**Exercise**
Wherever a line in the data below holds "Elektrolytkondensator", copy that line.

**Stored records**

^^^^

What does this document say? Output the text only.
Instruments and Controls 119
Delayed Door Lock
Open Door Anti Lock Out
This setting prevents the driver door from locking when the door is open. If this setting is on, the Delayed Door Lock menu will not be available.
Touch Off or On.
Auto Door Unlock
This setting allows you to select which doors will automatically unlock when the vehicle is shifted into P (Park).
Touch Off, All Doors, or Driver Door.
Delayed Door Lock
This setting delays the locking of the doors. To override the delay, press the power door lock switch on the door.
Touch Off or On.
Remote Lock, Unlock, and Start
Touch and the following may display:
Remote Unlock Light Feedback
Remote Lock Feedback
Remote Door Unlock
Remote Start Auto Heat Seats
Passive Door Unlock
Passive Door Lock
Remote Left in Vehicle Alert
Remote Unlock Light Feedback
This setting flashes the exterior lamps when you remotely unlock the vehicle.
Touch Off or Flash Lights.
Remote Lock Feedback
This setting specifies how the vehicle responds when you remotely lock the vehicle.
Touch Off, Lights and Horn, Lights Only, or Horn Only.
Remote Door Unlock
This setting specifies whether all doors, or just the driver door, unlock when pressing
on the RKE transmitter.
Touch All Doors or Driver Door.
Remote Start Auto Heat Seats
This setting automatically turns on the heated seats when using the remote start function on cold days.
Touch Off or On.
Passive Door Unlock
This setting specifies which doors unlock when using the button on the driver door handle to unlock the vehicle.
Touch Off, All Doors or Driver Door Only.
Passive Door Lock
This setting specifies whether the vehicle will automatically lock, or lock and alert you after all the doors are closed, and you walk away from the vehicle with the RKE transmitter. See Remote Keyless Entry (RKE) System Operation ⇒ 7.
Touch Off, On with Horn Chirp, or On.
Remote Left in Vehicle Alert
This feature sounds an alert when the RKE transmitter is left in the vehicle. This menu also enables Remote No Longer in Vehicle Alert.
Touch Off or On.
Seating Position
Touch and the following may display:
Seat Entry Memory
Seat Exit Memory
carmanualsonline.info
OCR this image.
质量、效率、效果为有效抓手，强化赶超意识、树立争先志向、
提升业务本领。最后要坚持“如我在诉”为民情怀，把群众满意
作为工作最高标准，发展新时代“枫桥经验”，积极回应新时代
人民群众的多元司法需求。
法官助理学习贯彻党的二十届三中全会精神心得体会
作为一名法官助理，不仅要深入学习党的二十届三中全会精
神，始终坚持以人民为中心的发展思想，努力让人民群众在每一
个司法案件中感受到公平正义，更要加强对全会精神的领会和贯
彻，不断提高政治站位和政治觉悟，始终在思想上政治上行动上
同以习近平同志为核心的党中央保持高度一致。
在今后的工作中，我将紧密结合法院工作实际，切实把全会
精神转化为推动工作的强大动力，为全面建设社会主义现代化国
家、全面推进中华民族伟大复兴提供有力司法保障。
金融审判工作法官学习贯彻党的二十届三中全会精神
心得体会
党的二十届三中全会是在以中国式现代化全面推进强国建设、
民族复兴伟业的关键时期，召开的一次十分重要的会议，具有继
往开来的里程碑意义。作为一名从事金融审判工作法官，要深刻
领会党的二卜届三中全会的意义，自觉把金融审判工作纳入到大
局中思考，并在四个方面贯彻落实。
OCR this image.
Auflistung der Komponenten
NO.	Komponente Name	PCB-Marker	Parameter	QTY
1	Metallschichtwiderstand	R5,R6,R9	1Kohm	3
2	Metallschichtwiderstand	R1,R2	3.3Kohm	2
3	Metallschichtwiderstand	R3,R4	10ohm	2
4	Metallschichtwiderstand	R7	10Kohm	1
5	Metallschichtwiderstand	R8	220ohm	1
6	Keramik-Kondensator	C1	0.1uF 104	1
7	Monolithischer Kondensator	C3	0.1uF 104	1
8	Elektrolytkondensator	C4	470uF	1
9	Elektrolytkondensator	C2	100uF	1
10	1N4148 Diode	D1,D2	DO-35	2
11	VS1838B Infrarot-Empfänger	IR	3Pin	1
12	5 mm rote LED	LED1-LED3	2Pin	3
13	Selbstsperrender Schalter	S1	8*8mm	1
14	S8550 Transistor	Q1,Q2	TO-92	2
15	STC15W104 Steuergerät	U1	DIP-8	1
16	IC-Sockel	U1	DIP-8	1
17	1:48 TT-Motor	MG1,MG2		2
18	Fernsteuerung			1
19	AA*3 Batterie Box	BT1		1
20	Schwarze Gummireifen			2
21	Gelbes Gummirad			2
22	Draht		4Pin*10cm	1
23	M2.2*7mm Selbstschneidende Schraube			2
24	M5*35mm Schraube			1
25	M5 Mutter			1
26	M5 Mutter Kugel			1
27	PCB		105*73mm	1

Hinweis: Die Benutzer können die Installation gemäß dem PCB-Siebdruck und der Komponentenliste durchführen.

^^^^

**Correct output**
8	Elektrolytkondensator	C4	470uF	1
9	Elektrolytkondensator	C2	100uF	1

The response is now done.